## Data lines:
▽

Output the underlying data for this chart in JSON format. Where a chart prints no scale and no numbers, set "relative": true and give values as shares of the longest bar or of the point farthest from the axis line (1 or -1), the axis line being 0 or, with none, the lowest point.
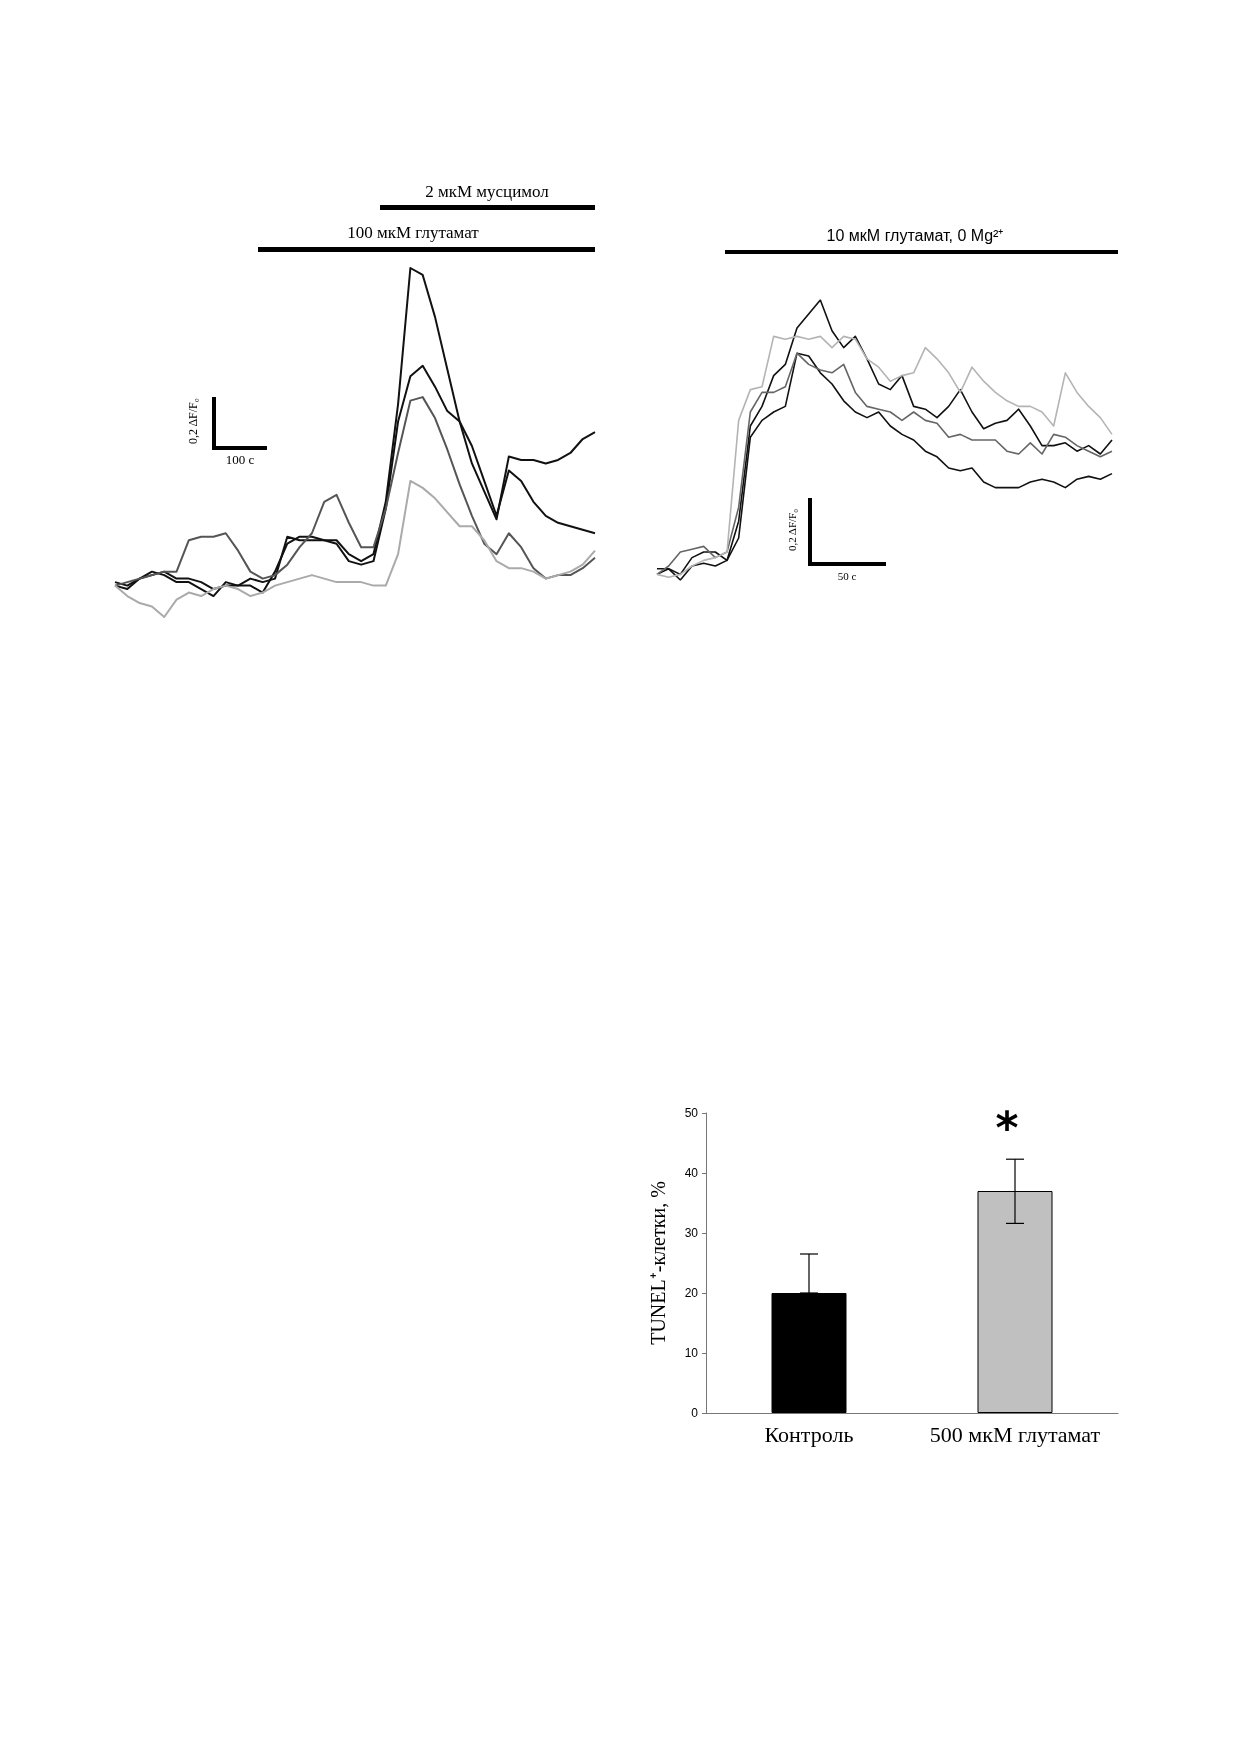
{
  "chart_data": [
    {
      "type": "line",
      "relative": true,
      "tick_labels": false,
      "marker": "none",
      "line_style": "solid",
      "categories": [
        null,
        null,
        null,
        null,
        null,
        null,
        null,
        null,
        null,
        null,
        null,
        null,
        null,
        null,
        null,
        null,
        null,
        null,
        null,
        null,
        null,
        null,
        null,
        null,
        null,
        null,
        null,
        null,
        null,
        null,
        null,
        null,
        null,
        null,
        null,
        null,
        null,
        null,
        null,
        null
      ],
      "series": [
        {
          "color": "#111111",
          "values": [
            0.1,
            0.09,
            0.11,
            0.12,
            0.13,
            0.11,
            0.11,
            0.1,
            0.08,
            0.09,
            0.09,
            0.11,
            0.1,
            0.11,
            0.23,
            0.22,
            0.22,
            0.22,
            0.22,
            0.18,
            0.16,
            0.18,
            0.33,
            0.61,
            1.0,
            0.98,
            0.86,
            0.71,
            0.56,
            0.44,
            0.36,
            0.28,
            0.46,
            0.45,
            0.45,
            0.44,
            0.45,
            0.47,
            0.51,
            0.53
          ]
        },
        {
          "color": "#111111",
          "values": [
            0.09,
            0.08,
            0.11,
            0.13,
            0.12,
            0.1,
            0.1,
            0.08,
            0.06,
            0.1,
            0.09,
            0.09,
            0.07,
            0.13,
            0.21,
            0.23,
            0.23,
            0.22,
            0.21,
            0.16,
            0.15,
            0.16,
            0.31,
            0.56,
            0.69,
            0.72,
            0.66,
            0.59,
            0.56,
            0.49,
            0.39,
            0.29,
            0.42,
            0.39,
            0.33,
            0.29,
            0.27,
            0.26,
            0.25,
            0.24
          ]
        },
        {
          "color": "#555555",
          "values": [
            0.09,
            0.1,
            0.11,
            0.12,
            0.13,
            0.13,
            0.22,
            0.23,
            0.23,
            0.24,
            0.19,
            0.13,
            0.11,
            0.12,
            0.15,
            0.2,
            0.24,
            0.33,
            0.35,
            0.27,
            0.2,
            0.2,
            0.31,
            0.47,
            0.62,
            0.63,
            0.57,
            0.48,
            0.38,
            0.29,
            0.21,
            0.18,
            0.24,
            0.2,
            0.14,
            0.11,
            0.12,
            0.12,
            0.14,
            0.17
          ]
        },
        {
          "color": "#aaaaaa",
          "values": [
            0.09,
            0.06,
            0.04,
            0.03,
            0.0,
            0.05,
            0.07,
            0.06,
            0.08,
            0.09,
            0.08,
            0.06,
            0.07,
            0.09,
            0.1,
            0.11,
            0.12,
            0.11,
            0.1,
            0.1,
            0.1,
            0.09,
            0.09,
            0.18,
            0.39,
            0.37,
            0.34,
            0.3,
            0.26,
            0.26,
            0.22,
            0.16,
            0.14,
            0.14,
            0.13,
            0.11,
            0.12,
            0.13,
            0.15,
            0.19
          ]
        }
      ],
      "annotations": [
        "2 мкМ мусцимол",
        "100 мкМ глутамат",
        "0,2 ΔF/F₀",
        "100 с"
      ]
    },
    {
      "type": "line",
      "relative": true,
      "tick_labels": false,
      "marker": "none",
      "line_style": "solid",
      "categories": [
        null,
        null,
        null,
        null,
        null,
        null,
        null,
        null,
        null,
        null,
        null,
        null,
        null,
        null,
        null,
        null,
        null,
        null,
        null,
        null,
        null,
        null,
        null,
        null,
        null,
        null,
        null,
        null,
        null,
        null,
        null,
        null,
        null,
        null,
        null,
        null,
        null,
        null,
        null,
        null
      ],
      "series": [
        {
          "color": "#111111",
          "values": [
            0.04,
            0.04,
            0.02,
            0.08,
            0.1,
            0.1,
            0.07,
            0.21,
            0.55,
            0.62,
            0.73,
            0.77,
            0.9,
            0.95,
            1.0,
            0.89,
            0.83,
            0.87,
            0.79,
            0.7,
            0.68,
            0.73,
            0.62,
            0.61,
            0.58,
            0.62,
            0.68,
            0.6,
            0.54,
            0.56,
            0.57,
            0.61,
            0.55,
            0.48,
            0.48,
            0.49,
            0.46,
            0.48,
            0.45,
            0.5
          ]
        },
        {
          "color": "#111111",
          "values": [
            0.02,
            0.04,
            0.0,
            0.05,
            0.06,
            0.05,
            0.07,
            0.15,
            0.51,
            0.57,
            0.6,
            0.62,
            0.81,
            0.8,
            0.74,
            0.7,
            0.64,
            0.6,
            0.58,
            0.6,
            0.55,
            0.52,
            0.5,
            0.46,
            0.44,
            0.4,
            0.39,
            0.4,
            0.35,
            0.33,
            0.33,
            0.33,
            0.35,
            0.36,
            0.35,
            0.33,
            0.36,
            0.37,
            0.36,
            0.38
          ]
        },
        {
          "color": "#666666",
          "values": [
            0.02,
            0.05,
            0.1,
            0.11,
            0.12,
            0.08,
            0.1,
            0.26,
            0.6,
            0.67,
            0.67,
            0.69,
            0.81,
            0.77,
            0.75,
            0.74,
            0.77,
            0.67,
            0.62,
            0.61,
            0.6,
            0.57,
            0.6,
            0.57,
            0.56,
            0.51,
            0.52,
            0.5,
            0.5,
            0.5,
            0.46,
            0.45,
            0.49,
            0.45,
            0.52,
            0.51,
            0.48,
            0.46,
            0.44,
            0.46
          ]
        },
        {
          "color": "#b4b4b4",
          "values": [
            0.02,
            0.01,
            0.02,
            0.05,
            0.07,
            0.08,
            0.1,
            0.57,
            0.68,
            0.69,
            0.87,
            0.86,
            0.87,
            0.86,
            0.87,
            0.83,
            0.87,
            0.86,
            0.79,
            0.76,
            0.71,
            0.73,
            0.74,
            0.83,
            0.79,
            0.74,
            0.67,
            0.76,
            0.71,
            0.67,
            0.64,
            0.62,
            0.62,
            0.6,
            0.55,
            0.74,
            0.67,
            0.62,
            0.58,
            0.52
          ]
        }
      ],
      "annotations": [
        "10 мкМ глутамат, 0 Mg²⁺",
        "0,2 ΔF/F₀",
        "50 с"
      ]
    },
    {
      "type": "bar",
      "categories": [
        "Контроль",
        "500 мкМ глутамат"
      ],
      "values": [
        20,
        37
      ],
      "colors": [
        "#000000",
        "#c0c0c0"
      ],
      "errors": [
        [
          20,
          26.5
        ],
        [
          31.6,
          42.3
        ]
      ],
      "ylabel": "TUNEL⁺-клетки, %",
      "ylim": [
        0,
        50
      ],
      "yticks": [
        0,
        10,
        20,
        30,
        40,
        50
      ],
      "annotations": [
        "*"
      ]
    }
  ]
}
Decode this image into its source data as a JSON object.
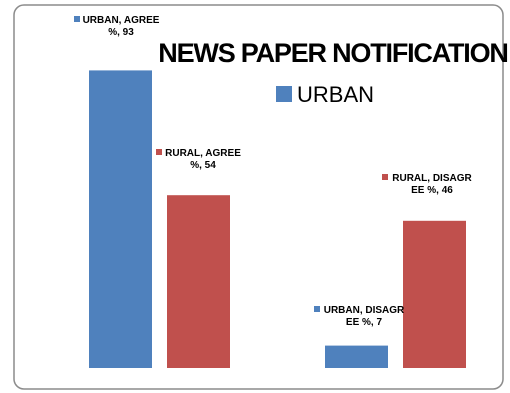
{
  "chart_data": {
    "type": "bar",
    "title": "NEWS PAPER NOTIFICATION",
    "legend": {
      "placement": "top-right",
      "entries": [
        "URBAN"
      ]
    },
    "categories": [
      "AGREE",
      "DISAGREE"
    ],
    "series": [
      {
        "name": "URBAN",
        "color": "#4F81BD",
        "values": [
          93,
          7
        ]
      },
      {
        "name": "RURAL",
        "color": "#C0504D",
        "values": [
          54,
          46
        ]
      }
    ],
    "data_labels": [
      {
        "series": 0,
        "category": 0,
        "lines": [
          "URBAN, AGREE",
          "%, 93"
        ]
      },
      {
        "series": 1,
        "category": 0,
        "lines": [
          "RURAL, AGREE",
          "%, 54"
        ]
      },
      {
        "series": 0,
        "category": 1,
        "lines": [
          "URBAN, DISAGR",
          "EE %, 7"
        ]
      },
      {
        "series": 1,
        "category": 1,
        "lines": [
          "RURAL, DISAGR",
          "EE %, 46"
        ]
      }
    ],
    "ylim": [
      0,
      100
    ],
    "grid": false,
    "xlabel": "",
    "ylabel": ""
  }
}
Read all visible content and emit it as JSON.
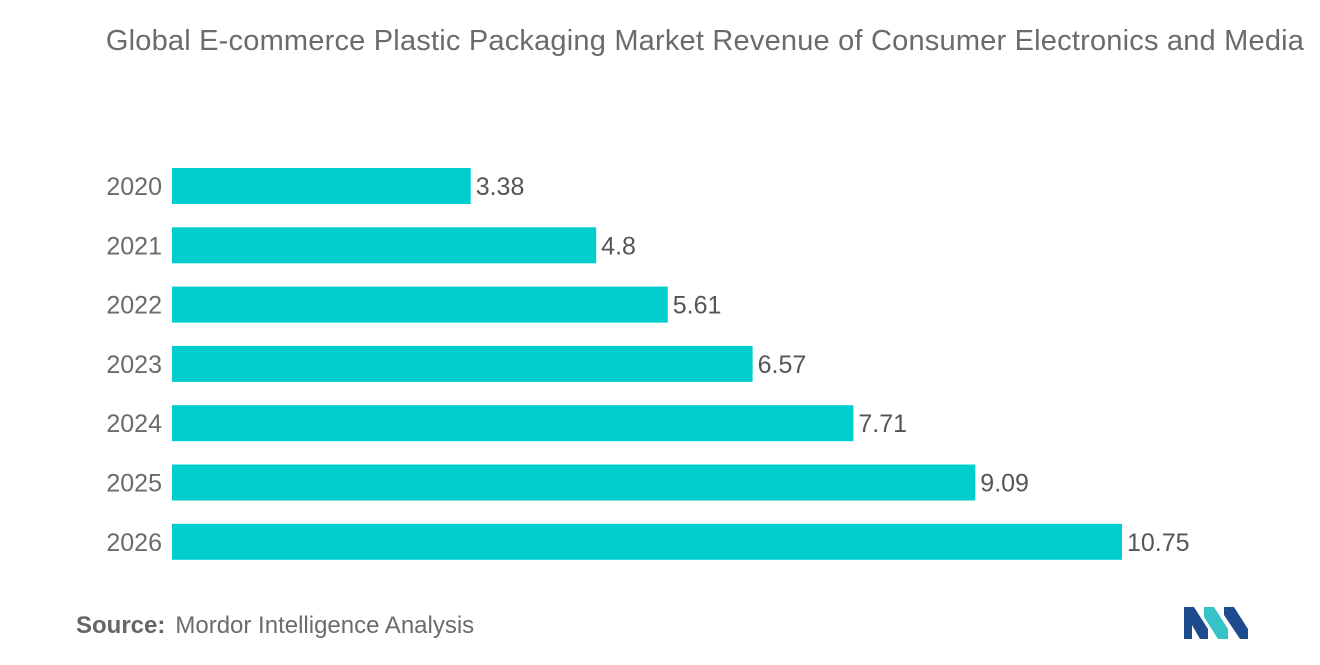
{
  "colors": {
    "bar": "#00cdcd",
    "text": "#6b6b6b",
    "logo_dark": "#1e4b8e",
    "logo_light": "#35c3c8"
  },
  "logo_icon": "mordor-intelligence-logo-icon",
  "source": {
    "label": "Source:",
    "text": "Mordor Intelligence Analysis"
  },
  "chart_data": {
    "type": "bar",
    "orientation": "horizontal",
    "title": "Global E-commerce Plastic Packaging Market Revenue of Consumer Electronics and Media",
    "xlabel": "",
    "ylabel": "",
    "categories": [
      "2020",
      "2021",
      "2022",
      "2023",
      "2024",
      "2025",
      "2026"
    ],
    "values": [
      3.38,
      4.8,
      5.61,
      6.57,
      7.71,
      9.09,
      10.75
    ],
    "value_labels": [
      "3.38",
      "4.8",
      "5.61",
      "6.57",
      "7.71",
      "9.09",
      "10.75"
    ],
    "xlim": [
      0,
      10.75
    ],
    "grid": false,
    "legend": "none"
  }
}
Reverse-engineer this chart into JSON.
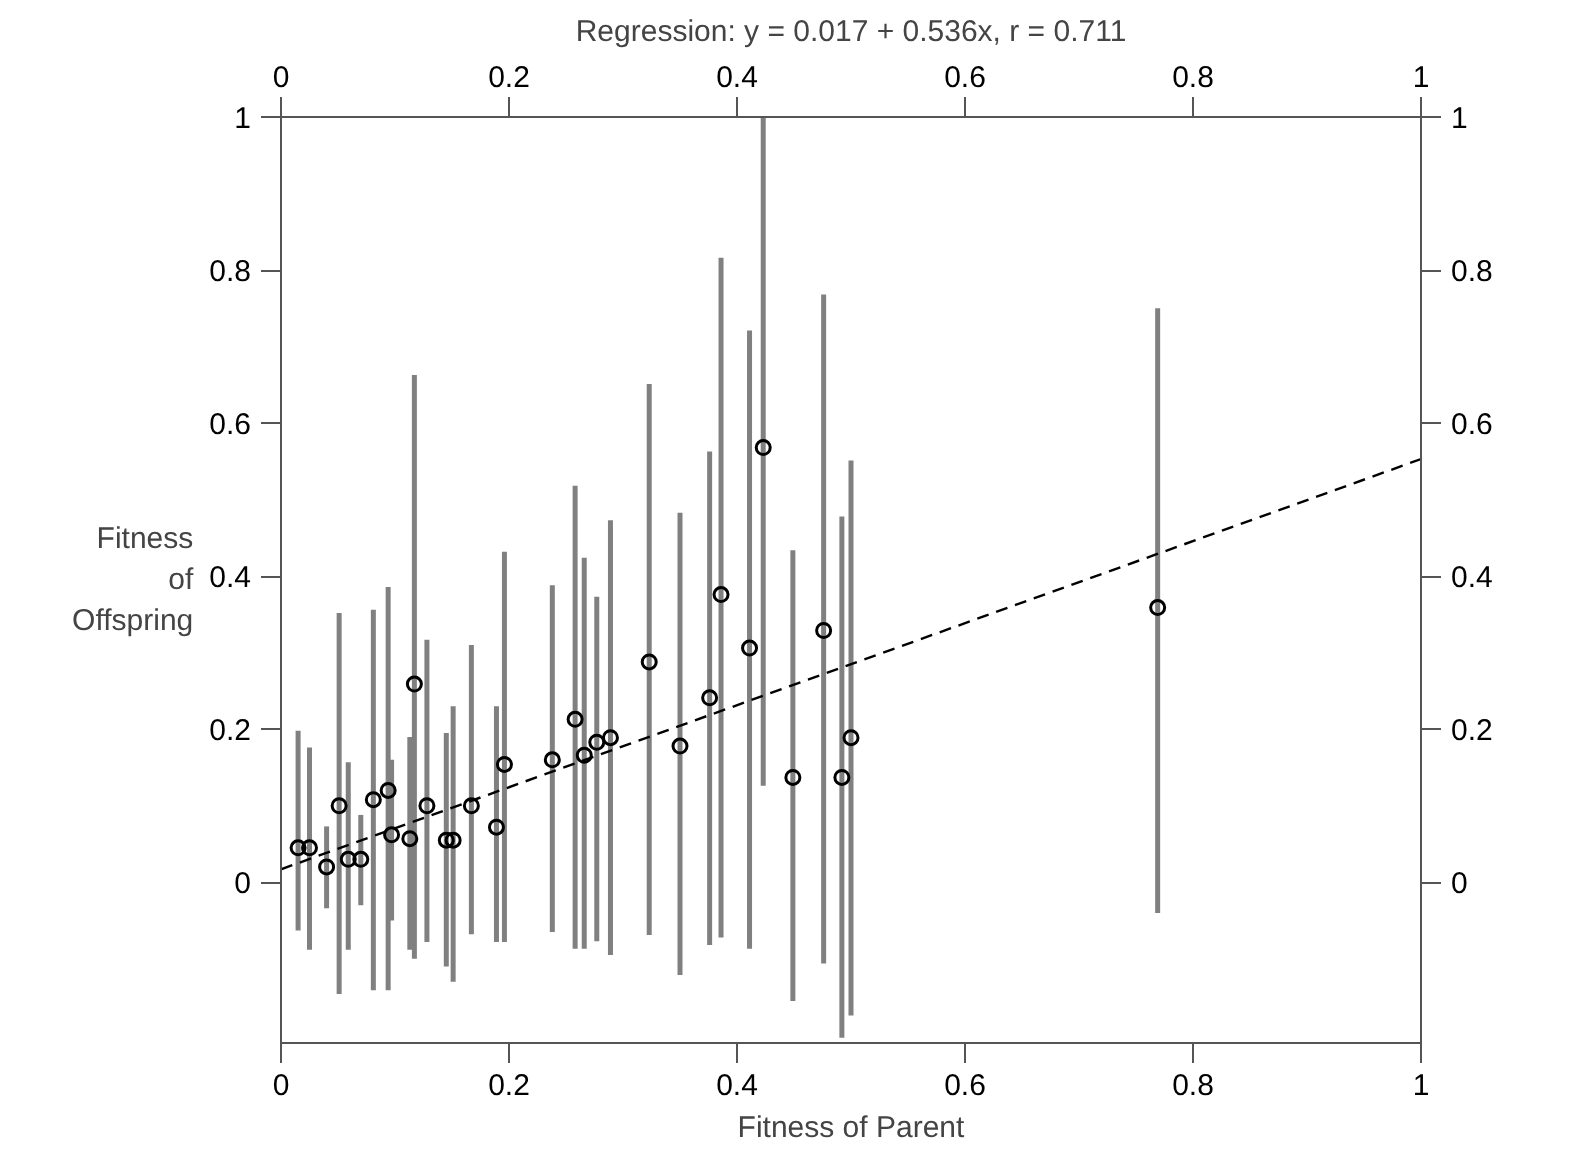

△

## Exercise:
All lines in the data that contain the word "into" should be copied.

## Answer to the task:
Decode this image into its source data as a JSON object.
Reverse-engineer this chart into JSON.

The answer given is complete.